The records are to be copied word for word, and the pictures dropped.
##### Records provided
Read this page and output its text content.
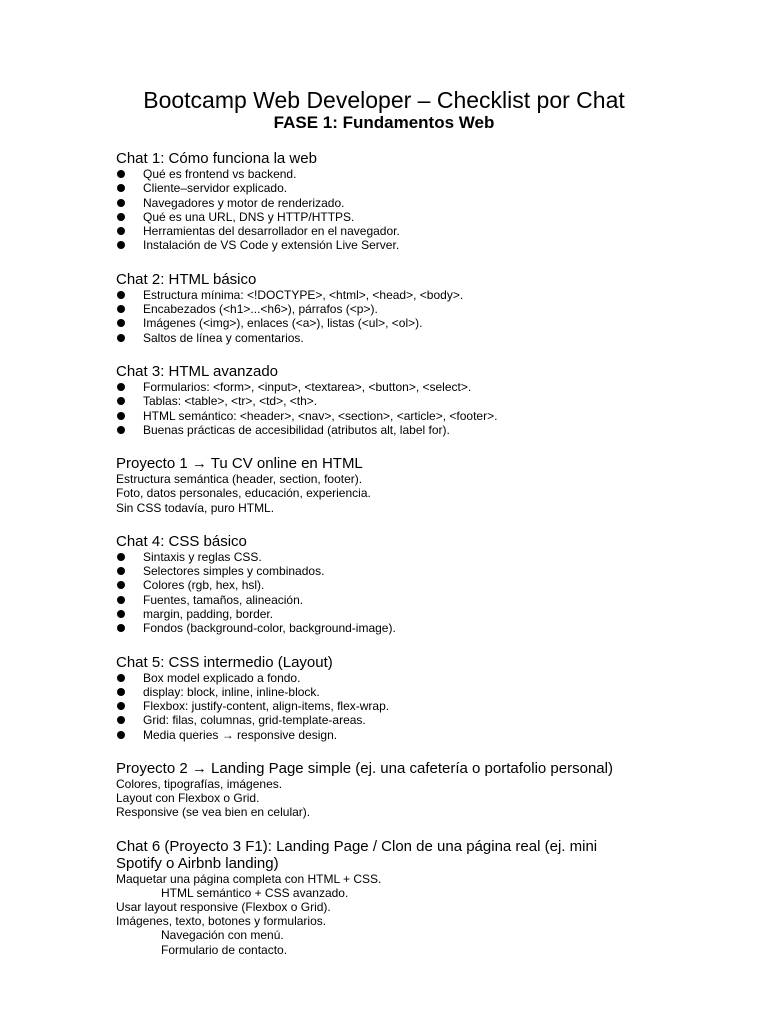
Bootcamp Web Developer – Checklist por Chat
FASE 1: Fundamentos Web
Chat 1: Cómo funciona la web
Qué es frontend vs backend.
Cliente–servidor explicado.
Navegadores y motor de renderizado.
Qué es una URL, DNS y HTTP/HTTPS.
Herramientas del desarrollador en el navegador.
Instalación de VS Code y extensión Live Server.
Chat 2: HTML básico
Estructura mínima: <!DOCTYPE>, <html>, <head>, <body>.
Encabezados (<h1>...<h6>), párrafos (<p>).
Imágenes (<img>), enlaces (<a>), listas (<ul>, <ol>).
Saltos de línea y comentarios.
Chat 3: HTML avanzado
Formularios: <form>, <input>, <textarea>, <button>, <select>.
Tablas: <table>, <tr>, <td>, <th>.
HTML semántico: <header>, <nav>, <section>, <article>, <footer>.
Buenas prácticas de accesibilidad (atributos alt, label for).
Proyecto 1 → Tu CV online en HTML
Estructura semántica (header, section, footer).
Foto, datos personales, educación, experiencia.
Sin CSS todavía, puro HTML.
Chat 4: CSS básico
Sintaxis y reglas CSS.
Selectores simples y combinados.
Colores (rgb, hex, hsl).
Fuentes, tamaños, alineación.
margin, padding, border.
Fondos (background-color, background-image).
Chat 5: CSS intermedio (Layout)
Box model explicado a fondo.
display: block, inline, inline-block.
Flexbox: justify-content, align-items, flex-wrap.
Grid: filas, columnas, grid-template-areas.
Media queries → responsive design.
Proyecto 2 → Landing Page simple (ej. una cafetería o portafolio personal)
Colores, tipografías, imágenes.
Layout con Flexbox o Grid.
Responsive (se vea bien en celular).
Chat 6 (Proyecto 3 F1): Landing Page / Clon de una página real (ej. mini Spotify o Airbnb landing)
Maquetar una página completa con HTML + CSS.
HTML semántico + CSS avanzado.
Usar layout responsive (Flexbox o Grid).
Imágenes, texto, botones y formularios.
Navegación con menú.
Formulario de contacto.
##########
Answer box
Read this page and output its text content.
Bootcamp Web Developer – Checklist por Chat
FASE 1: Fundamentos Web
Chat 1: Cómo funciona la web
Qué es frontend vs backend.
Cliente–servidor explicado.
Navegadores y motor de renderizado.
Qué es una URL, DNS y HTTP/HTTPS.
Herramientas del desarrollador en el navegador.
Instalación de VS Code y extensión Live Server.
Chat 2: HTML básico
Estructura mínima: <!DOCTYPE>, <html>, <head>, <body>.
Encabezados (<h1>...<h6>), párrafos (<p>).
Imágenes (<img>), enlaces (<a>), listas (<ul>, <ol>).
Saltos de línea y comentarios.
Chat 3: HTML avanzado
Formularios: <form>, <input>, <textarea>, <button>, <select>.
Tablas: <table>, <tr>, <td>, <th>.
HTML semántico: <header>, <nav>, <section>, <article>, <footer>.
Buenas prácticas de accesibilidad (atributos alt, label for).
Proyecto 1 → Tu CV online en HTML
Estructura semántica (header, section, footer).
Foto, datos personales, educación, experiencia.
Sin CSS todavía, puro HTML.
Chat 4: CSS básico
Sintaxis y reglas CSS.
Selectores simples y combinados.
Colores (rgb, hex, hsl).
Fuentes, tamaños, alineación.
margin, padding, border.
Fondos (background-color, background-image).
Chat 5: CSS intermedio (Layout)
Box model explicado a fondo.
display: block, inline, inline-block.
Flexbox: justify-content, align-items, flex-wrap.
Grid: filas, columnas, grid-template-areas.
Media queries → responsive design.
Proyecto 2 → Landing Page simple (ej. una cafetería o portafolio personal)
Colores, tipografías, imágenes.
Layout con Flexbox o Grid.
Responsive (se vea bien en celular).
Chat 6 (Proyecto 3 F1): Landing Page / Clon de una página real (ej. mini Spotify o Airbnb landing)
Maquetar una página completa con HTML + CSS.
HTML semántico + CSS avanzado.
Usar layout responsive (Flexbox o Grid).
Imágenes, texto, botones y formularios.
Navegación con menú.
Formulario de contacto.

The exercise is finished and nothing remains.